*Problem to work on:*
Write out each line from the data below that includes the word "times".

══ Entries supplied

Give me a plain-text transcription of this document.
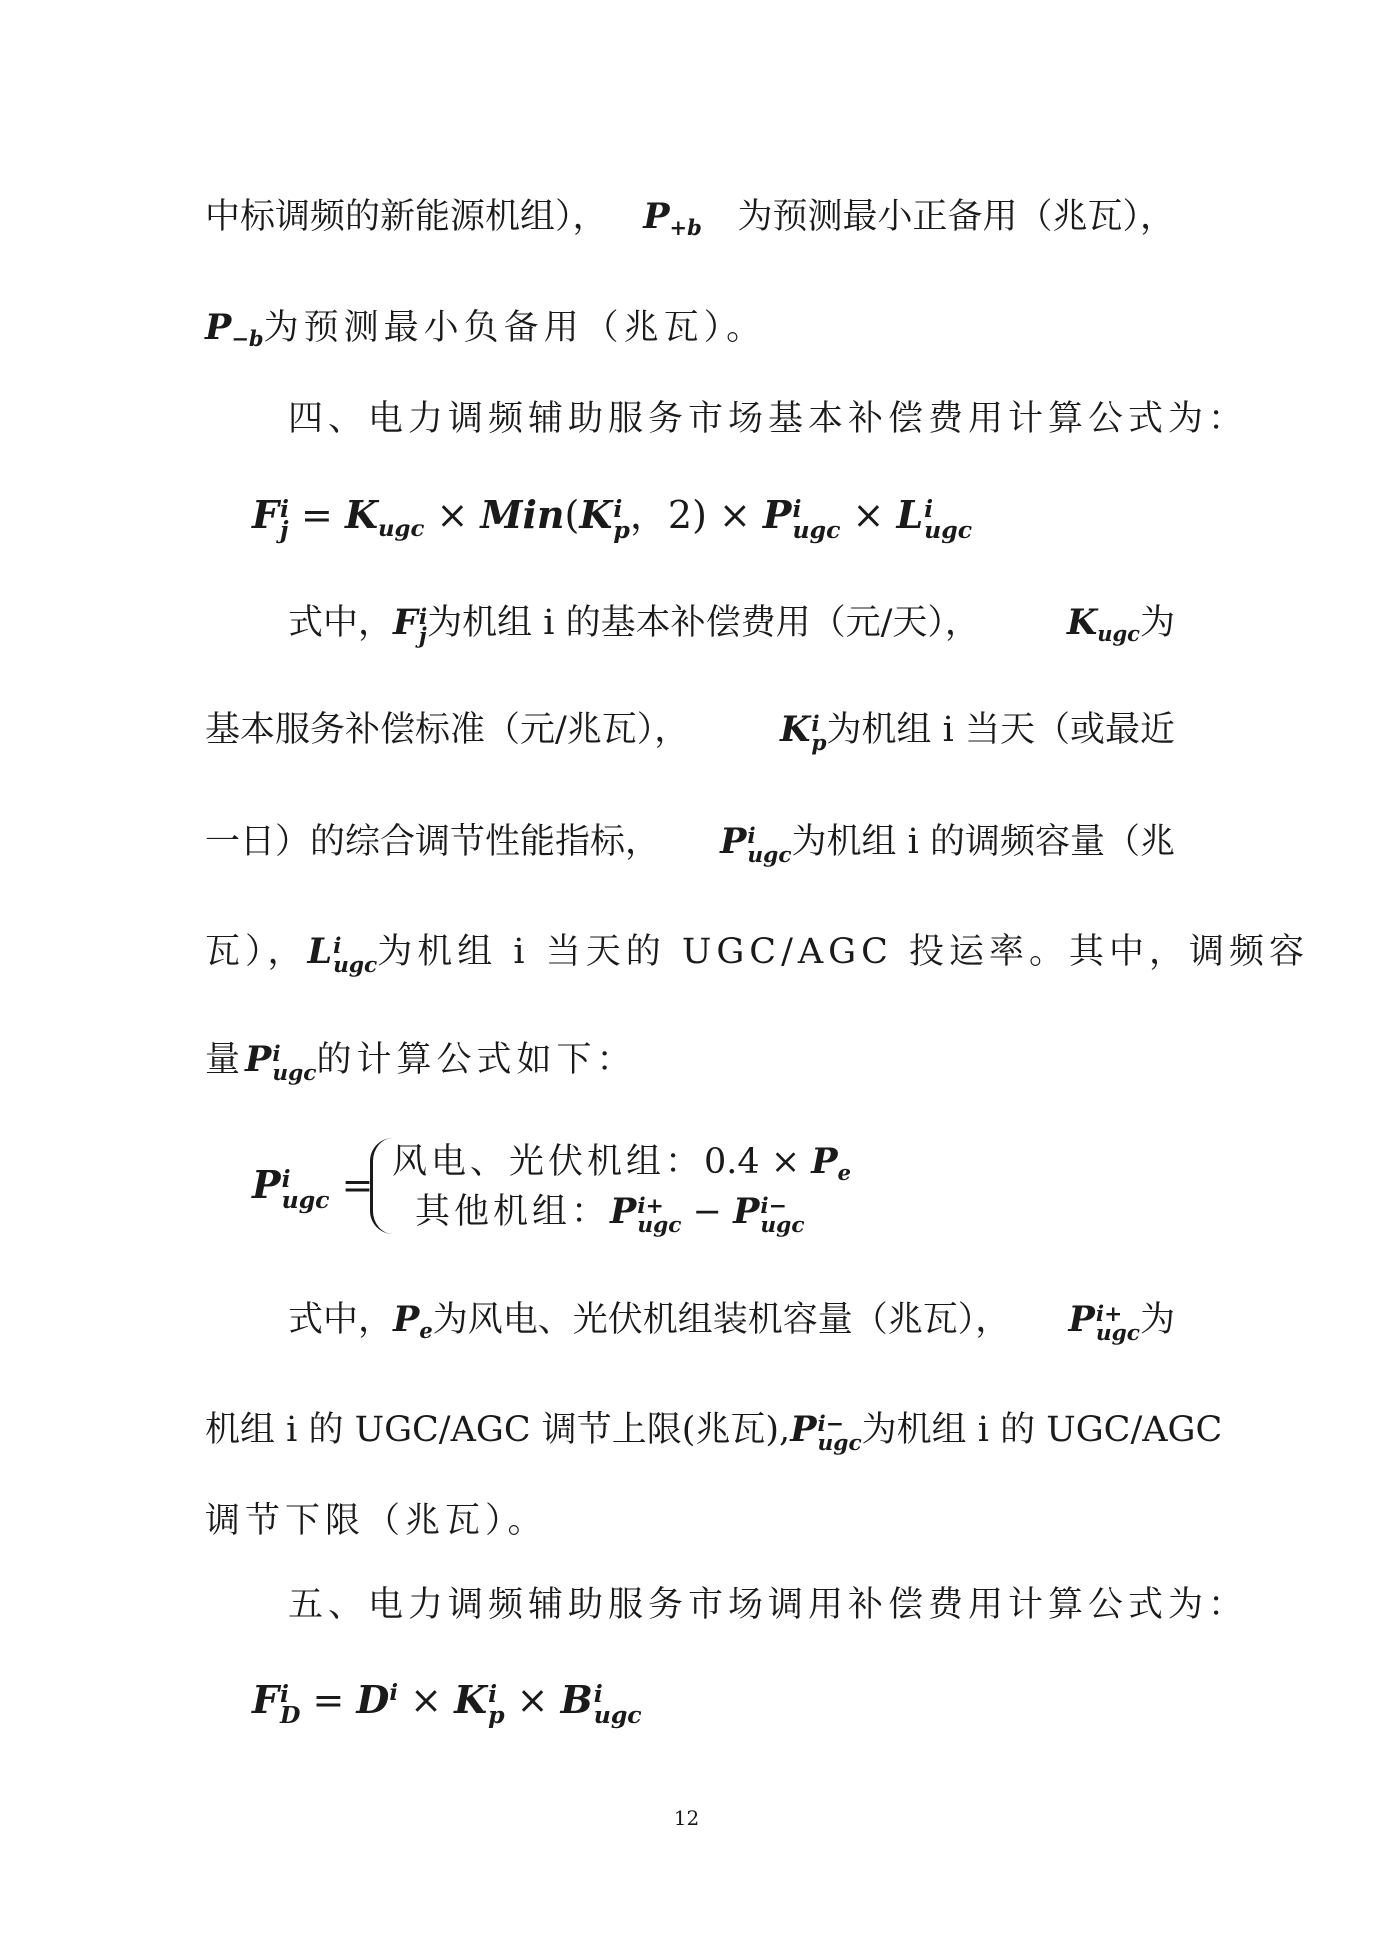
中标调频的新能源机组）， $P_{+b}$ 为预测最小正备用（兆瓦），
$P_{-b}$为预测最小负备用（兆瓦）。
四、电力调频辅助服务市场基本补偿费用计算公式为：
F i
$j = K_{ugc} \times Min(K$ i
p ，2) × P i
ugc × L i
ugc
式中，F i
j 为机组 i 的基本补偿费用（元/天）， $K_{ugc}$为
基本服务补偿标准（元/兆瓦），	K i
p 为机组 i 当天（或最近
一日）的综合调节性能指标， P i
ugc 为机组 i 的调频容量（兆
瓦），L i
ugc 为机组 i 当天的 UGC/AGC 投运率。其中，调频容
量P i
ugc 的计算公式如下：
P i
ugc =
风电、光伏机组：$0.4 \times P_e$
其他机组：P i+
ugc − P i−
ugc
式中，$P_e$为风电、光伏机组装机容量（兆瓦）， P i+
ugc 为
机组 i 的 UGC/AGC 调节上限(兆瓦),P i−
ugc 为机组 i 的 UGC/AGC
调节下限（兆瓦）。
五、电力调频辅助服务市场调用补偿费用计算公式为：
F i
$D = D^i \times K$ i
p × B i
ugc
12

════

*Complete response:*
$j = K_{ugc} \times Min(K$ i
风电、光伏机组：$0.4 \times P_e$
$D = D^i \times K$ i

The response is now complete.